_Material for this exercise_.
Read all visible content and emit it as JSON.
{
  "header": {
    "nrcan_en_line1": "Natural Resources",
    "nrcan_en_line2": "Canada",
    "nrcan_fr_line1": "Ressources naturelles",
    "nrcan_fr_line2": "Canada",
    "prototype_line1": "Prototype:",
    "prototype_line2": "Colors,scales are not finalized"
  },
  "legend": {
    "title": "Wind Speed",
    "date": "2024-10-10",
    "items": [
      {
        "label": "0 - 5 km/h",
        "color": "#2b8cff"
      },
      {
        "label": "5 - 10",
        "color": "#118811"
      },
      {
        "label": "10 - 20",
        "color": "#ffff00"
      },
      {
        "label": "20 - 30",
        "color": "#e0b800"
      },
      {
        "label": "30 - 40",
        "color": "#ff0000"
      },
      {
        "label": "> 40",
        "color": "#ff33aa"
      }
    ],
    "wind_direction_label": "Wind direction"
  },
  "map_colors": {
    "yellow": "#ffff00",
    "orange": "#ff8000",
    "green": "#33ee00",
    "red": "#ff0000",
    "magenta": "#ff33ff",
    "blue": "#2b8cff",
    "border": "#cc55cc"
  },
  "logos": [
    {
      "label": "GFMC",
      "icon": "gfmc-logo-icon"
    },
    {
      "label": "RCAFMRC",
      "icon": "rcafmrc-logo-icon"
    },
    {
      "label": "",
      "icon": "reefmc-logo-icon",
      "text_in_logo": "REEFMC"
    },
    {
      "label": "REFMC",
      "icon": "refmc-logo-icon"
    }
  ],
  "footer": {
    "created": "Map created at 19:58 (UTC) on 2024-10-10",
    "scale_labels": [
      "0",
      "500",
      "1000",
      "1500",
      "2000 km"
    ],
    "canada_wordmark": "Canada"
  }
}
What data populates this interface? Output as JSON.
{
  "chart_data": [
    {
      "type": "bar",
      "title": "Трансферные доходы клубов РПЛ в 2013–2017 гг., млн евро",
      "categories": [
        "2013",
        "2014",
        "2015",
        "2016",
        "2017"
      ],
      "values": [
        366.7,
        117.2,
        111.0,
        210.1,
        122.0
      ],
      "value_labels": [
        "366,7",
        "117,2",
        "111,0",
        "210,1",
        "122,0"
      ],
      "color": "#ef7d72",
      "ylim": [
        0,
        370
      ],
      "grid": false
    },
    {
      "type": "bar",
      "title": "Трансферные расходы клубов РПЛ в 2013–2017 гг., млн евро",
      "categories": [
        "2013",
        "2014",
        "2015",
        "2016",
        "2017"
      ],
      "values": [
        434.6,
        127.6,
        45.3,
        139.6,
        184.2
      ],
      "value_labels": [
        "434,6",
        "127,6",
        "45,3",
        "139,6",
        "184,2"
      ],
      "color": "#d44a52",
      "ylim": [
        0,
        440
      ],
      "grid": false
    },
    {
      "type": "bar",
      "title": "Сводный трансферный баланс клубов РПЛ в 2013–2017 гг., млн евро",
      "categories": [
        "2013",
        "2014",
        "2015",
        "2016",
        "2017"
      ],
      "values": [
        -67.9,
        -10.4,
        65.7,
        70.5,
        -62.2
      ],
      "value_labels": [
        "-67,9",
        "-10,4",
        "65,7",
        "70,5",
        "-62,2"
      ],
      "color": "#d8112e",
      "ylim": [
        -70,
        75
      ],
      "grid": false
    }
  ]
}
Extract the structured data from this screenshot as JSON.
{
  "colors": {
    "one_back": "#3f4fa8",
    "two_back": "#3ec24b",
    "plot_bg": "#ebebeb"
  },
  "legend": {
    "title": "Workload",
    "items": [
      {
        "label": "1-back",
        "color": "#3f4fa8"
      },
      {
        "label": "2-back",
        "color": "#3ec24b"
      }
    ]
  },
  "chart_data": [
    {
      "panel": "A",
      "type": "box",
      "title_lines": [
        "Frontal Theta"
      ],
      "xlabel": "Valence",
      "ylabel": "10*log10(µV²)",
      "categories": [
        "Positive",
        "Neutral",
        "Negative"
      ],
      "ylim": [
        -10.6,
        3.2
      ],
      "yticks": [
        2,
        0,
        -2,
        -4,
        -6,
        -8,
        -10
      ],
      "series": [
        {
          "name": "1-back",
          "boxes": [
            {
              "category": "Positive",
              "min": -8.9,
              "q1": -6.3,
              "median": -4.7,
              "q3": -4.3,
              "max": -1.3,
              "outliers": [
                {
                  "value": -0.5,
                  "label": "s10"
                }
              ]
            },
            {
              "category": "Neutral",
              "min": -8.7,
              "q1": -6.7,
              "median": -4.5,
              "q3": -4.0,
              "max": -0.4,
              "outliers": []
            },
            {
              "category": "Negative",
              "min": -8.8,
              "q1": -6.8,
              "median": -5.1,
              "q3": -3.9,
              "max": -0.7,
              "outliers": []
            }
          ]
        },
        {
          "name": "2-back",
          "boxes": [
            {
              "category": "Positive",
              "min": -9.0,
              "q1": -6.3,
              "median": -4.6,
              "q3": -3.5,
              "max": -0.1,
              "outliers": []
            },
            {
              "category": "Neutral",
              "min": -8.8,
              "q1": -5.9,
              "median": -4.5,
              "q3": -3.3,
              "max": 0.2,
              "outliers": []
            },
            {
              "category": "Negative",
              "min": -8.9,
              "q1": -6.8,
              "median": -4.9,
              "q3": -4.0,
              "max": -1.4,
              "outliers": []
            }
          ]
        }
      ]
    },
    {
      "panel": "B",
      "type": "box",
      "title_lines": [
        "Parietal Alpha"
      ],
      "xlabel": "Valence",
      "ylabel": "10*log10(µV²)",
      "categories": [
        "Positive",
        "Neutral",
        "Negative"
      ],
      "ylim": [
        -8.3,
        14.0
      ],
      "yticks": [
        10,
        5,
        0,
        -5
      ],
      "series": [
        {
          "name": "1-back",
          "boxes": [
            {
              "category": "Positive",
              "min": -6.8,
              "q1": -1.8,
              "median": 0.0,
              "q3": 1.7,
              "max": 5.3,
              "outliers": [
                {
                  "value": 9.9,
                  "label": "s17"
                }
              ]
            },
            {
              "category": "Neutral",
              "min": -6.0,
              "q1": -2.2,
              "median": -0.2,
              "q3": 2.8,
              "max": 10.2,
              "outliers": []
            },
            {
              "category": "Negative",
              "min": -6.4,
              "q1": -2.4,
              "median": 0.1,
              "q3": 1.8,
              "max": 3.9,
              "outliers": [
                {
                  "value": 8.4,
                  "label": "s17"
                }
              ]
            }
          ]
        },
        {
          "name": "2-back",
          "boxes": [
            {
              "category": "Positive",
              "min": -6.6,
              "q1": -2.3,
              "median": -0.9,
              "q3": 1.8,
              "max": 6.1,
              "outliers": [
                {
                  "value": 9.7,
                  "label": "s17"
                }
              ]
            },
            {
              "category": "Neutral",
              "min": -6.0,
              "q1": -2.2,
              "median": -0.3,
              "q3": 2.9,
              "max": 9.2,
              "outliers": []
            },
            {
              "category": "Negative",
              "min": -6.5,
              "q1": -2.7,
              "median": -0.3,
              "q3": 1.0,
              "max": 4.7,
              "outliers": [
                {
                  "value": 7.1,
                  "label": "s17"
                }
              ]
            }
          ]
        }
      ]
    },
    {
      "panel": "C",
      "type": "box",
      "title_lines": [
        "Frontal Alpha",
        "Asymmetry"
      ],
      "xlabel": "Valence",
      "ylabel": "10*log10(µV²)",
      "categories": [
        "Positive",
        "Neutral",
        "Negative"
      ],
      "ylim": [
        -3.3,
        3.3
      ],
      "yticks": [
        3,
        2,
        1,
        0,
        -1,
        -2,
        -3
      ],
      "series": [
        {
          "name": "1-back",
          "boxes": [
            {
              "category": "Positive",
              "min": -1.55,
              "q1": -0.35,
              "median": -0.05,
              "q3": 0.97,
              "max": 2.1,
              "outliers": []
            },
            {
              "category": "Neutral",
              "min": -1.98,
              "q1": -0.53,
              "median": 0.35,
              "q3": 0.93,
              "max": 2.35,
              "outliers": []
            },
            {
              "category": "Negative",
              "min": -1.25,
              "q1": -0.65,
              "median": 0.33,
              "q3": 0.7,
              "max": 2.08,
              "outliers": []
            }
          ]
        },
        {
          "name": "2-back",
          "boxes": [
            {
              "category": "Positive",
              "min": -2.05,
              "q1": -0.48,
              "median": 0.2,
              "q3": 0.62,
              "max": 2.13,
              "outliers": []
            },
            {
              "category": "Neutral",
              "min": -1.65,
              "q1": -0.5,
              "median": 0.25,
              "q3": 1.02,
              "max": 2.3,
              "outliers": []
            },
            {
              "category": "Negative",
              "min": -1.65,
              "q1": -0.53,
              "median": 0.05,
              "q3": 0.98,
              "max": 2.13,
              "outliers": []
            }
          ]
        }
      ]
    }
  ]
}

_Task goal_. Pull out the lines above in which the word "клубов" appears.

_Exercise output_.
      "title": "Трансферные доходы клубов РПЛ в 2013–2017 гг., млн евро",
      "title": "Трансферные расходы клубов РПЛ в 2013–2017 гг., млн евро",
      "title": "Сводный трансферный баланс клубов РПЛ в 2013–2017 гг., млн евро",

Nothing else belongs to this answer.